→ YOUR ASSIGNMENT: Only the lines containing "Wang" should appear in the answer, copied from the listing below.

###

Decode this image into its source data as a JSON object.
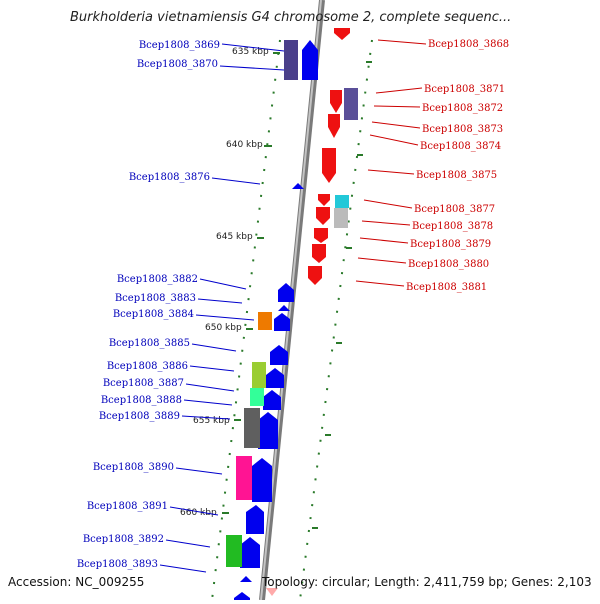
{
  "title": "Burkholderia vietnamiensis G4 chromosome 2, complete sequenc...",
  "footer": {
    "accession": "Accession: NC_009255",
    "stats": "Topology: circular; Length: 2,411,759 bp; Genes: 2,103"
  },
  "colors": {
    "forward_gene": "#0000ee",
    "reverse_gene": "#ee0000",
    "forward_label": "#0000bb",
    "reverse_label": "#cc0000",
    "backbone": "#999999",
    "tick": "#2a7a2a"
  },
  "scale_labels": [
    "635 kbp",
    "640 kbp",
    "645 kbp",
    "650 kbp",
    "655 kbp",
    "660 kbp"
  ],
  "forward_labels": [
    "Bcep1808_3869",
    "Bcep1808_3870",
    "Bcep1808_3876",
    "Bcep1808_3882",
    "Bcep1808_3883",
    "Bcep1808_3884",
    "Bcep1808_3885",
    "Bcep1808_3886",
    "Bcep1808_3887",
    "Bcep1808_3888",
    "Bcep1808_3889",
    "Bcep1808_3890",
    "Bcep1808_3891",
    "Bcep1808_3892",
    "Bcep1808_3893"
  ],
  "reverse_labels": [
    "Bcep1808_3868",
    "Bcep1808_3871",
    "Bcep1808_3872",
    "Bcep1808_3873",
    "Bcep1808_3874",
    "Bcep1808_3875",
    "Bcep1808_3877",
    "Bcep1808_3878",
    "Bcep1808_3879",
    "Bcep1808_3880",
    "Bcep1808_3881"
  ]
}
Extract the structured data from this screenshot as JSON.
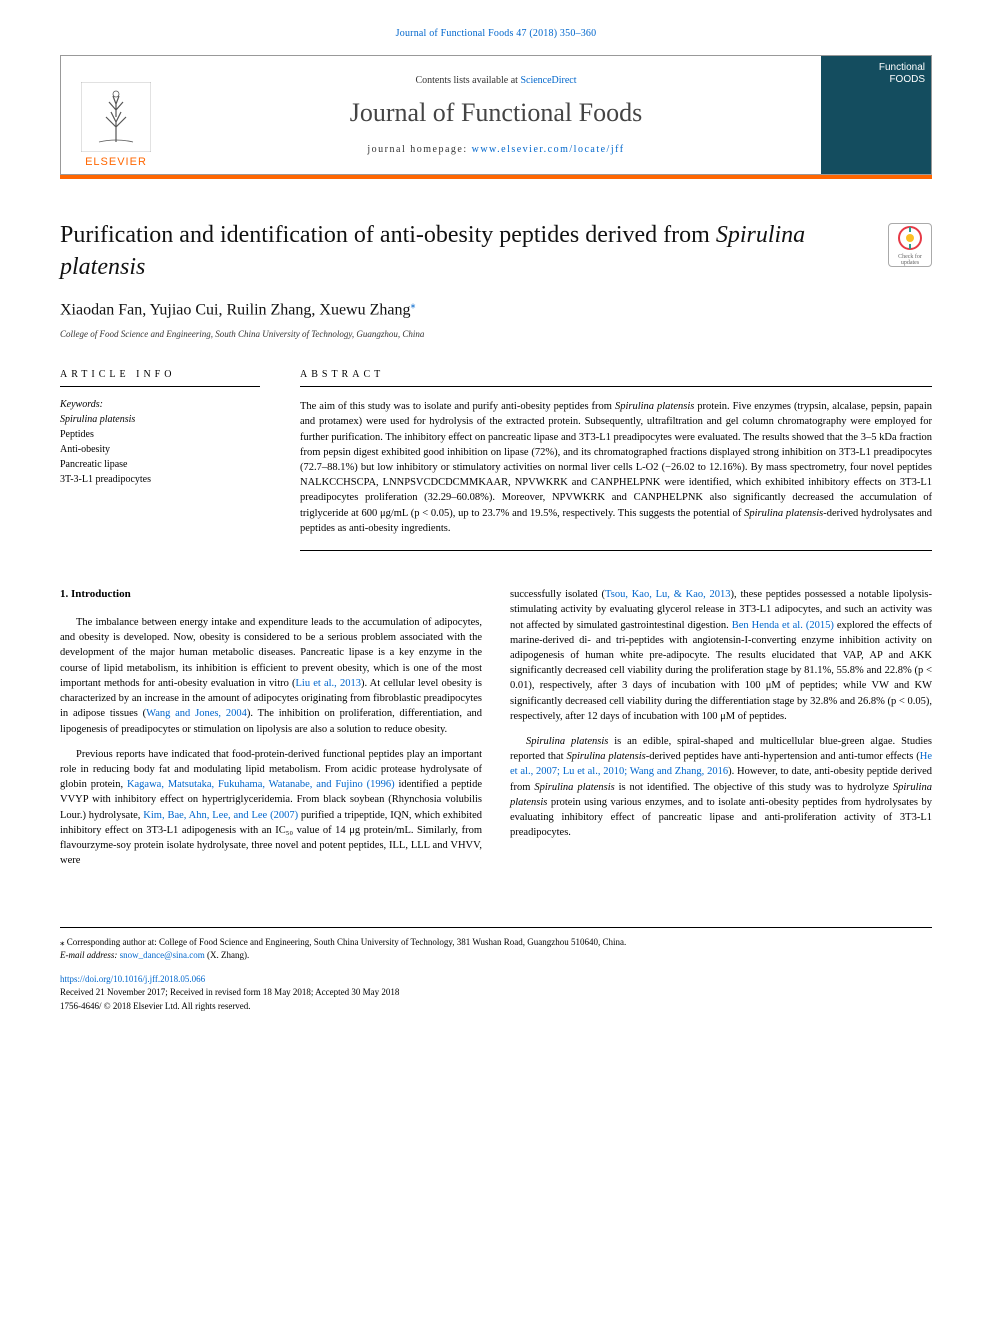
{
  "header": {
    "journal_ref": "Journal of Functional Foods 47 (2018) 350–360",
    "contents_prefix": "Contents lists available at ",
    "contents_link": "ScienceDirect",
    "journal_name": "Journal of Functional Foods",
    "homepage_prefix": "journal homepage: ",
    "homepage_link": "www.elsevier.com/locate/jff",
    "publisher": "ELSEVIER",
    "cover_line1": "Functional",
    "cover_line2": "FOODS",
    "check_updates": "Check for updates"
  },
  "article": {
    "title_pre": "Purification and identification of anti-obesity peptides derived from ",
    "title_italic": "Spirulina platensis",
    "authors": "Xiaodan Fan, Yujiao Cui, Ruilin Zhang, Xuewu Zhang",
    "corr_marker": "⁎",
    "affiliation": "College of Food Science and Engineering, South China University of Technology, Guangzhou, China"
  },
  "info": {
    "article_info_heading": "ARTICLE INFO",
    "keywords_label": "Keywords:",
    "keywords": [
      {
        "text": "Spirulina platensis",
        "italic": true
      },
      {
        "text": "Peptides",
        "italic": false
      },
      {
        "text": "Anti-obesity",
        "italic": false
      },
      {
        "text": "Pancreatic lipase",
        "italic": false
      },
      {
        "text": "3T-3-L1 preadipocytes",
        "italic": false
      }
    ]
  },
  "abstract": {
    "heading": "ABSTRACT",
    "text_pre": "The aim of this study was to isolate and purify anti-obesity peptides from ",
    "sp": "Spirulina platensis",
    "text_mid": " protein. Five enzymes (trypsin, alcalase, pepsin, papain and protamex) were used for hydrolysis of the extracted protein. Subsequently, ultrafiltration and gel column chromatography were employed for further purification. The inhibitory effect on pancreatic lipase and 3T3-L1 preadipocytes were evaluated. The results showed that the 3–5 kDa fraction from pepsin digest exhibited good inhibition on lipase (72%), and its chromatographed fractions displayed strong inhibition on 3T3-L1 preadipocytes (72.7–88.1%) but low inhibitory or stimulatory activities on normal liver cells L-O2 (−26.02 to 12.16%). By mass spectrometry, four novel peptides NALKCCHSCPA, LNNPSVCDCDCMMKAAR, NPVWKRK and CANPHELPNK were identified, which exhibited inhibitory effects on 3T3-L1 preadipocytes proliferation (32.29–60.08%). Moreover, NPVWKRK and CANPHELPNK also significantly decreased the accumulation of triglyceride at 600 μg/mL (p < 0.05), up to 23.7% and 19.5%, respectively. This suggests the potential of ",
    "text_post": "-derived hydrolysates and peptides as anti-obesity ingredients."
  },
  "body": {
    "intro_heading": "1. Introduction",
    "left_p1_a": "The imbalance between energy intake and expenditure leads to the accumulation of adipocytes, and obesity is developed. Now, obesity is considered to be a serious problem associated with the development of the major human metabolic diseases. Pancreatic lipase is a key enzyme in the course of lipid metabolism, its inhibition is efficient to prevent obesity, which is one of the most important methods for anti-obesity evaluation in vitro (",
    "left_p1_link1": "Liu et al., 2013",
    "left_p1_b": "). At cellular level obesity is characterized by an increase in the amount of adipocytes originating from fibroblastic preadipocytes in adipose tissues (",
    "left_p1_link2": "Wang and Jones, 2004",
    "left_p1_c": "). The inhibition on proliferation, differentiation, and lipogenesis of preadipocytes or stimulation on lipolysis are also a solution to reduce obesity.",
    "left_p2_a": "Previous reports have indicated that food-protein-derived functional peptides play an important role in reducing body fat and modulating lipid metabolism. From acidic protease hydrolysate of globin protein, ",
    "left_p2_link1": "Kagawa, Matsutaka, Fukuhama, Watanabe, and Fujino (1996)",
    "left_p2_b": " identified a peptide VVYP with inhibitory effect on hypertriglyceridemia. From black soybean (Rhynchosia volubilis Lour.) hydrolysate, ",
    "left_p2_link2": "Kim, Bae, Ahn, Lee, and Lee (2007)",
    "left_p2_c": " purified a tripeptide, IQN, which exhibited inhibitory effect on 3T3-L1 adipogenesis with an IC₅₀ value of 14 μg protein/mL. Similarly, from flavourzyme-soy protein isolate hydrolysate, three novel and potent peptides, ILL, LLL and VHVV, were",
    "right_p1_a": "successfully isolated (",
    "right_p1_link1": "Tsou, Kao, Lu, & Kao, 2013",
    "right_p1_b": "), these peptides possessed a notable lipolysis-stimulating activity by evaluating glycerol release in 3T3-L1 adipocytes, and such an activity was not affected by simulated gastrointestinal digestion. ",
    "right_p1_link2": "Ben Henda et al. (2015)",
    "right_p1_c": " explored the effects of marine-derived di- and tri-peptides with angiotensin-I-converting enzyme inhibition activity on adipogenesis of human white pre-adipocyte. The results elucidated that VAP, AP and AKK significantly decreased cell viability during the proliferation stage by 81.1%, 55.8% and 22.8% (p < 0.01), respectively, after 3 days of incubation with 100 μM of peptides; while VW and KW significantly decreased cell viability during the differentiation stage by 32.8% and 26.8% (p < 0.05), respectively, after 12 days of incubation with 100 μM of peptides.",
    "right_p2_a_italic": "Spirulina platensis",
    "right_p2_a": " is an edible, spiral-shaped and multicellular blue-green algae. Studies reported that ",
    "right_p2_b_italic": "Spirulina platensis",
    "right_p2_b": "-derived peptides have anti-hypertension and anti-tumor effects (",
    "right_p2_link1": "He et al., 2007; Lu et al., 2010; Wang and Zhang, 2016",
    "right_p2_c": "). However, to date, anti-obesity peptide derived from ",
    "right_p2_d_italic": "Spirulina platensis",
    "right_p2_d": " is not identified. The objective of this study was to hydrolyze ",
    "right_p2_e_italic": "Spirulina platensis",
    "right_p2_e": " protein using various enzymes, and to isolate anti-obesity peptides from hydrolysates by evaluating inhibitory effect of pancreatic lipase and anti-proliferation activity of 3T3-L1 preadipocytes."
  },
  "footer": {
    "corr_text": "⁎ Corresponding author at: College of Food Science and Engineering, South China University of Technology, 381 Wushan Road, Guangzhou 510640, China.",
    "email_label": "E-mail address: ",
    "email": "snow_dance@sina.com",
    "email_suffix": " (X. Zhang).",
    "doi": "https://doi.org/10.1016/j.jff.2018.05.066",
    "received": "Received 21 November 2017; Received in revised form 18 May 2018; Accepted 30 May 2018",
    "copyright": "1756-4646/ © 2018 Elsevier Ltd. All rights reserved."
  },
  "colors": {
    "link": "#0066cc",
    "accent": "#ff6600",
    "cover_bg": "#144d5f",
    "text": "#000000"
  }
}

###

→ SOLUTION TO THIS TASK:
    "left_p1_link2": "Wang and Jones, 2004",
    "right_p2_link1": "He et al., 2007; Lu et al., 2010; Wang and Zhang, 2016",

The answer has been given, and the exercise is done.